[Entries taken from a collection]

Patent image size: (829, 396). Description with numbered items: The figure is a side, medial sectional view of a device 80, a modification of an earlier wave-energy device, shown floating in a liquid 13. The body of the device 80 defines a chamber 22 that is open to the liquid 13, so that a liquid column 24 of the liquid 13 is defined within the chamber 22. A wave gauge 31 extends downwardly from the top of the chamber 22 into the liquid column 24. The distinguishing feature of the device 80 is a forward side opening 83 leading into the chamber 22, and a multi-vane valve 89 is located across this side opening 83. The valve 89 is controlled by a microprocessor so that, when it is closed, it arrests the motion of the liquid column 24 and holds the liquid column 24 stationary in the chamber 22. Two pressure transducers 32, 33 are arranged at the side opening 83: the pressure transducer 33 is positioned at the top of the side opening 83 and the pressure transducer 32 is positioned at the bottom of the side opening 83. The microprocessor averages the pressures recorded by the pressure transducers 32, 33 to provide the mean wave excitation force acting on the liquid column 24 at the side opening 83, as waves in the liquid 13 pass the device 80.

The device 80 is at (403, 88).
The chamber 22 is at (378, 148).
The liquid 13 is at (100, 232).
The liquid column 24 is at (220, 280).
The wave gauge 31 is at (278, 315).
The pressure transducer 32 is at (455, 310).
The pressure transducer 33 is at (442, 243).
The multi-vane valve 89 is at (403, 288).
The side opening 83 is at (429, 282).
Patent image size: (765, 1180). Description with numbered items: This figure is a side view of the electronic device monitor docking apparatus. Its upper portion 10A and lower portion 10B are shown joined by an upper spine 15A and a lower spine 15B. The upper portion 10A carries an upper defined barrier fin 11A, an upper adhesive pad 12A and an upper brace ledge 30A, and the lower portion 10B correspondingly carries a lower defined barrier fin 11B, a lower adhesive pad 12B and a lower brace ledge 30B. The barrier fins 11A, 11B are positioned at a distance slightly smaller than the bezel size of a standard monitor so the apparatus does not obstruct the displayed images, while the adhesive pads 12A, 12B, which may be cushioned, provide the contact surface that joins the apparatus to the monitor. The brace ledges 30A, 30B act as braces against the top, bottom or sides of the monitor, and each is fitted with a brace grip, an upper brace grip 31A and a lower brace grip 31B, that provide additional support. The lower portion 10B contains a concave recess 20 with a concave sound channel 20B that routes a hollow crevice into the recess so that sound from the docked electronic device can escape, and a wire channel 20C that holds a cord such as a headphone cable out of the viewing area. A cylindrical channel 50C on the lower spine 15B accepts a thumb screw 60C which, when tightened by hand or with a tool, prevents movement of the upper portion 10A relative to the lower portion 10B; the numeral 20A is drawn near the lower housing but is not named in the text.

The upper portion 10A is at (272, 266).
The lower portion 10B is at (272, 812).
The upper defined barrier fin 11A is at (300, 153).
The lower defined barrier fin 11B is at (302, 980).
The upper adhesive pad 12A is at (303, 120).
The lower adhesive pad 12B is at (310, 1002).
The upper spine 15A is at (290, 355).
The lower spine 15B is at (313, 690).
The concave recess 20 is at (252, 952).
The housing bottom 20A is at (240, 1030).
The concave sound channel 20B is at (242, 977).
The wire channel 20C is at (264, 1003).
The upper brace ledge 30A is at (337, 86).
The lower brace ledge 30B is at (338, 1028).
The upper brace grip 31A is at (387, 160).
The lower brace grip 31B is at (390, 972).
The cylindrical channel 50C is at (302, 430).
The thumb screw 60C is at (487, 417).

→ **STATED GOAL**
Write out all of the lines above word for word.

→ **SOLUTION**
Patent image size: (829, 396). Description with numbered items: The figure is a side, medial sectional view of a device 80, a modification of an earlier wave-energy device, shown floating in a liquid 13. The body of the device 80 defines a chamber 22 that is open to the liquid 13, so that a liquid column 24 of the liquid 13 is defined within the chamber 22. A wave gauge 31 extends downwardly from the top of the chamber 22 into the liquid column 24. The distinguishing feature of the device 80 is a forward side opening 83 leading into the chamber 22, and a multi-vane valve 89 is located across this side opening 83. The valve 89 is controlled by a microprocessor so that, when it is closed, it arrests the motion of the liquid column 24 and holds the liquid column 24 stationary in the chamber 22. Two pressure transducers 32, 33 are arranged at the side opening 83: the pressure transducer 33 is positioned at the top of the side opening 83 and the pressure transducer 32 is positioned at the bottom of the side opening 83. The microprocessor averages the pressures recorded by the pressure transducers 32, 33 to provide the mean wave excitation force acting on the liquid column 24 at the side opening 83, as waves in the liquid 13 pass the device 80.

The device 80 is at (403, 88).
The chamber 22 is at (378, 148).
The liquid 13 is at (100, 232).
The liquid column 24 is at (220, 280).
The wave gauge 31 is at (278, 315).
The pressure transducer 32 is at (455, 310).
The pressure transducer 33 is at (442, 243).
The multi-vane valve 89 is at (403, 288).
The side opening 83 is at (429, 282).
Patent image size: (765, 1180). Description with numbered items: This figure is a side view of the electronic device monitor docking apparatus. Its upper portion 10A and lower portion 10B are shown joined by an upper spine 15A and a lower spine 15B. The upper portion 10A carries an upper defined barrier fin 11A, an upper adhesive pad 12A and an upper brace ledge 30A, and the lower portion 10B correspondingly carries a lower defined barrier fin 11B, a lower adhesive pad 12B and a lower brace ledge 30B. The barrier fins 11A, 11B are positioned at a distance slightly smaller than the bezel size of a standard monitor so the apparatus does not obstruct the displayed images, while the adhesive pads 12A, 12B, which may be cushioned, provide the contact surface that joins the apparatus to the monitor. The brace ledges 30A, 30B act as braces against the top, bottom or sides of the monitor, and each is fitted with a brace grip, an upper brace grip 31A and a lower brace grip 31B, that provide additional support. The lower portion 10B contains a concave recess 20 with a concave sound channel 20B that routes a hollow crevice into the recess so that sound from the docked electronic device can escape, and a wire channel 20C that holds a cord such as a headphone cable out of the viewing area. A cylindrical channel 50C on the lower spine 15B accepts a thumb screw 60C which, when tightened by hand or with a tool, prevents movement of the upper portion 10A relative to the lower portion 10B; the numeral 20A is drawn near the lower housing but is not named in the text.

The upper portion 10A is at (272, 266).
The lower portion 10B is at (272, 812).
The upper defined barrier fin 11A is at (300, 153).
The lower defined barrier fin 11B is at (302, 980).
The upper adhesive pad 12A is at (303, 120).
The lower adhesive pad 12B is at (310, 1002).
The upper spine 15A is at (290, 355).
The lower spine 15B is at (313, 690).
The concave recess 20 is at (252, 952).
The housing bottom 20A is at (240, 1030).
The concave sound channel 20B is at (242, 977).
The wire channel 20C is at (264, 1003).
The upper brace ledge 30A is at (337, 86).
The lower brace ledge 30B is at (338, 1028).
The upper brace grip 31A is at (387, 160).
The lower brace grip 31B is at (390, 972).
The cylindrical channel 50C is at (302, 430).
The thumb screw 60C is at (487, 417).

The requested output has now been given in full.